> Excerto do texto:
------------------------------------------------------------
RELIGIÃO, ACTUALIDADE E FUTURO
Os princípios menonitas são todos religiosos. É a religião que regula as atitudes e decisões individuais e colectivas. Portanto, a sociedade constitui uma verdadeira teocracia, de moldes rígidos, sem uma verdadeira organização sacerdotal, pois mantêm-se iguais ao que eram há quatrocentos anos. A união é alcançada através da identificação espiritual, da comunhão de interesses e de uma forte crença comum. Muitos consideram os menonitas como uma forma ultrapassada de protestantismo. O seu livro base é e será sempre a Bíblia, como os luteranos, por exemplo. Mas em relação a estes apresentam variantes do ritual que remontam a épocas anteriores à Reforma Luterana. O baptismo, por exemplo, só ocorre após a puberdade.
Defendem também de forma intransigente o pacifismo, que os caracteriza, com base na recomendação bíblica: “deves dar a outra face” e a decisão inviolável de não prestar juramento sob nenhuma circunstância. No que diz respeito à organização religiosa, a autoridade eclesiástica é confiada aos bispos; um para cada colónia e um grande número de pregadores, um para cada circunscrição. Todos são nomeados por eleição entre os membros mais proeminentes e a nomeação é normalmente vitalícia. Os pregadores estão encarregados de realizar cerimónias religiosas nas igrejas ao Domingo, o dia do culto.
Os templos, “igrejas”, apresentam a mesma simplicidade do clero. São construções espaçosas e simples, sem decoração. Não há torres nem sinos, pinturas, esculturas, altares e qualquer objecto religioso. A “missa” começa às oito da manhã e dura várias horas. Pelo menos duas horas são dedicadas a canções religiosas, exclusivamente vocais, a maior parte das quais são as mesmas desde há mais de quatrocentos anos. O pregador faz dois sermões: um oficial, em” alto Alemão” (hochdeutsch), outro, menos formal, em “baixo Alemão” (niederdeutsch). O pregador celebra à maneira das ilhas da Frísia (actualmente, no Nordeste dos Países Baixos e Noroeste da Alemanha): fato preto comprido, um macacão preto, botas altas e chapéu de pescador que segura na mão. Os crentes comparecem vestidos como sempre. A proibição mais estranha dos menonitas é a da música. O uso de aparelhos de rádio ou qualquer tecnologia reprodutora de som não é permitido e, quanto ao canto, só é permitido o religioso, como nas igrejas. Portanto, a dança não é praticada, sendo mal vista. A vida social é limitada a reuniões esporádicas, onde são servidos doces e chá. Não há celebrações e expressões exageradas de alegria, as quais são consideradas de mau gosto e próprias ao “pecado”. Os casamentos presididos pelo pregador consistem num ritual formalmente parecido com o do… funeral! Na essência, o pregador dirige um sermão aos noivos, enquanto os membros da família rezam e entoam canções religiosas. Depois, há um banquete. Após a cerimónia, os noivos desfrutam de uma semana de folga (sem trabalho nos campos), em que costumam visitar parentes e amigos e vão à autoridade civil do Estado para formalizar o casamento.
------------------------------------------------------------
> Entradas listadas:
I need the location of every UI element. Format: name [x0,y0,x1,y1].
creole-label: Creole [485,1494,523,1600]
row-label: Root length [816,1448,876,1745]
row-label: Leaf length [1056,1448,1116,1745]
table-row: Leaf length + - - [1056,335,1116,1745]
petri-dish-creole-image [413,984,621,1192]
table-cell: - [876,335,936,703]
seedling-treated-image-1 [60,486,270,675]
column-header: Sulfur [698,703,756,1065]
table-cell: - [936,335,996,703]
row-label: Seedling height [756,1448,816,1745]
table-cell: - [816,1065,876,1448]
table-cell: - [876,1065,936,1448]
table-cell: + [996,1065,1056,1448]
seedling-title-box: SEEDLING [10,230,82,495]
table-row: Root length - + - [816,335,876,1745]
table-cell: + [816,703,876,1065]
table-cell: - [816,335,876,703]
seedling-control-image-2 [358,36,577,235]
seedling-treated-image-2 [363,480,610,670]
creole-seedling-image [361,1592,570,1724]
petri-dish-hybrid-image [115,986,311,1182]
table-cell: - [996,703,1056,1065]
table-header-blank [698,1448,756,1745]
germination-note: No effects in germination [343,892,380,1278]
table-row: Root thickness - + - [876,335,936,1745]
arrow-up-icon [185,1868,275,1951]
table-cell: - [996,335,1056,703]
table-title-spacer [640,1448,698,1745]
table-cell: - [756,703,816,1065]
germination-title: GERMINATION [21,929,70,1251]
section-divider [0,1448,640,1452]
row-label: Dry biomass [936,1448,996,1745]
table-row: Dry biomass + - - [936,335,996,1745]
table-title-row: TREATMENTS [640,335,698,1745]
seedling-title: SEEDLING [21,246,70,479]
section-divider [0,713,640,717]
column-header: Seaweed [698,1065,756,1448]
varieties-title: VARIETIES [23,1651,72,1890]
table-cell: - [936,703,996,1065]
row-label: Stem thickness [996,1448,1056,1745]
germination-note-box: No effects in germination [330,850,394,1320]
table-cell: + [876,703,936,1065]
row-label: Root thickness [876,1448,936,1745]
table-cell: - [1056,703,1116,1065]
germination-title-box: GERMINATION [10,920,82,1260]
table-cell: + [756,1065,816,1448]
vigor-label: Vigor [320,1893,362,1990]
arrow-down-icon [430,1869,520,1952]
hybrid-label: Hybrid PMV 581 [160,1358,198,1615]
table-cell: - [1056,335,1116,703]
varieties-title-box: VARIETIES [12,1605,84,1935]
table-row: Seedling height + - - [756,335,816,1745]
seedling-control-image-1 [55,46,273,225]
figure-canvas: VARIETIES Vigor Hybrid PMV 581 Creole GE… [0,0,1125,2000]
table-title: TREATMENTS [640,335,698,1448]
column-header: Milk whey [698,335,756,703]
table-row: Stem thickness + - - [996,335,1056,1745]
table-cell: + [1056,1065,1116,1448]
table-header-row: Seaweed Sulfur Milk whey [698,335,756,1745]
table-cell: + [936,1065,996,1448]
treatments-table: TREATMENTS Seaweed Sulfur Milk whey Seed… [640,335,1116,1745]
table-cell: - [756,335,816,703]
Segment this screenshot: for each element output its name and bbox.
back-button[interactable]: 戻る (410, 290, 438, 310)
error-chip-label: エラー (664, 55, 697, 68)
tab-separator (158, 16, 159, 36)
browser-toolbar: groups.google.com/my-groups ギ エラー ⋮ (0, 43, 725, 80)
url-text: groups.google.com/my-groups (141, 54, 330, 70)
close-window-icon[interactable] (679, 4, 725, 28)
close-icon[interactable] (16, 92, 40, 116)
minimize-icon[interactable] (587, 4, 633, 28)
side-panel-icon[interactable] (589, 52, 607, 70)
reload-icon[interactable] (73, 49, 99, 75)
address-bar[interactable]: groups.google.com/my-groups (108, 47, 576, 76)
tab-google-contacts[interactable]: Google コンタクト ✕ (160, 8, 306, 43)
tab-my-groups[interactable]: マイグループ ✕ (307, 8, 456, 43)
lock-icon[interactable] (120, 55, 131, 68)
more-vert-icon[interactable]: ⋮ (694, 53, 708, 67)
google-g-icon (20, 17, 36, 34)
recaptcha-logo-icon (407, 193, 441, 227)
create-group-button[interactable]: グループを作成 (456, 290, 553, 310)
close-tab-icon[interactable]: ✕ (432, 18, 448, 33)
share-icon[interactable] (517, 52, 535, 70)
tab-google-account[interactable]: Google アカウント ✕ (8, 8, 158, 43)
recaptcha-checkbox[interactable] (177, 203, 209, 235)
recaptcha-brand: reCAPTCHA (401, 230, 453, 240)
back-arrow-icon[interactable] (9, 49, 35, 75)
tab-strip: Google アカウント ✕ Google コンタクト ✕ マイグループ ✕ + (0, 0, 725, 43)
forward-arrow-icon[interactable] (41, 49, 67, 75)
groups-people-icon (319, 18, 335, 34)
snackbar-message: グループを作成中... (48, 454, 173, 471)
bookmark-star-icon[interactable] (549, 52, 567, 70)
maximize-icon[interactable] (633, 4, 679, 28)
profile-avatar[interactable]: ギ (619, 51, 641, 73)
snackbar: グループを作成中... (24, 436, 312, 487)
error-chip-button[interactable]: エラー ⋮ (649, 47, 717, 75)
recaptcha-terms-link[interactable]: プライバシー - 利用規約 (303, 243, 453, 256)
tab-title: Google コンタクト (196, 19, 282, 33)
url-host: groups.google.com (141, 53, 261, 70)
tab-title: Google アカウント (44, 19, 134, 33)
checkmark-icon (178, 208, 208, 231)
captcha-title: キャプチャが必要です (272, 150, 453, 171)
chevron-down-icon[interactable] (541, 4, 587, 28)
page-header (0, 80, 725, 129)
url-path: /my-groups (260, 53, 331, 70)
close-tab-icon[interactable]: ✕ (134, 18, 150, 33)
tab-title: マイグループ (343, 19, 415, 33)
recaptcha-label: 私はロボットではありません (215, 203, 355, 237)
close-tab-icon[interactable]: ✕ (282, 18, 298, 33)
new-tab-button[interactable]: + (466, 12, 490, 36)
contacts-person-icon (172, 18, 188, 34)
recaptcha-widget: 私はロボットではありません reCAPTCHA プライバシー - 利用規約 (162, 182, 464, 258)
------------------------------------------------------------
> Tarefa 1:
Responda, com base no texto sobre os menonitas, às seguintes perguntas:
(a) Em que momento da vida ocorre o baptismo?
(b) A quem é confiada a autoridade eclesiástica?
(c) A que horas começa a “missa”?
> Tarefa 2: Troque “luteranos” por “anglicanos” e reescreva o trecho do texto sobre os menonitas desde “RELIGIÃO, ACTUALIDADE E” até “após a puberdade.”, inclusive.

> Resposta 1:
(a) Só após a puberdade.
(b) Aos bispos, um para cada colónia.
(c) Às oito da manhã.

> Resposta 2:
RELIGIÃO, ACTUALIDADE E FUTURO
Os princípios menonitas são todos religiosos. É a religião que regula as atitudes e decisões individuais e colectivas. Portanto, a sociedade constitui uma verdadeira teocracia, de moldes rígidos, sem uma verdadeira organização sacerdotal, pois mantêm-se iguais ao que eram há quatrocentos anos. A união é alcançada através da identificação espiritual, da comunhão de interesses e de uma forte crença comum. Muitos consideram os menonitas como uma forma ultrapassada de protestantismo. O seu livro base é e será sempre a Bíblia, como os anglicanos, por exemplo. Mas em relação a estes apresentam variantes do ritual que remontam a épocas anteriores à Reforma Luterana. O baptismo, por exemplo, só ocorre após a puberdade.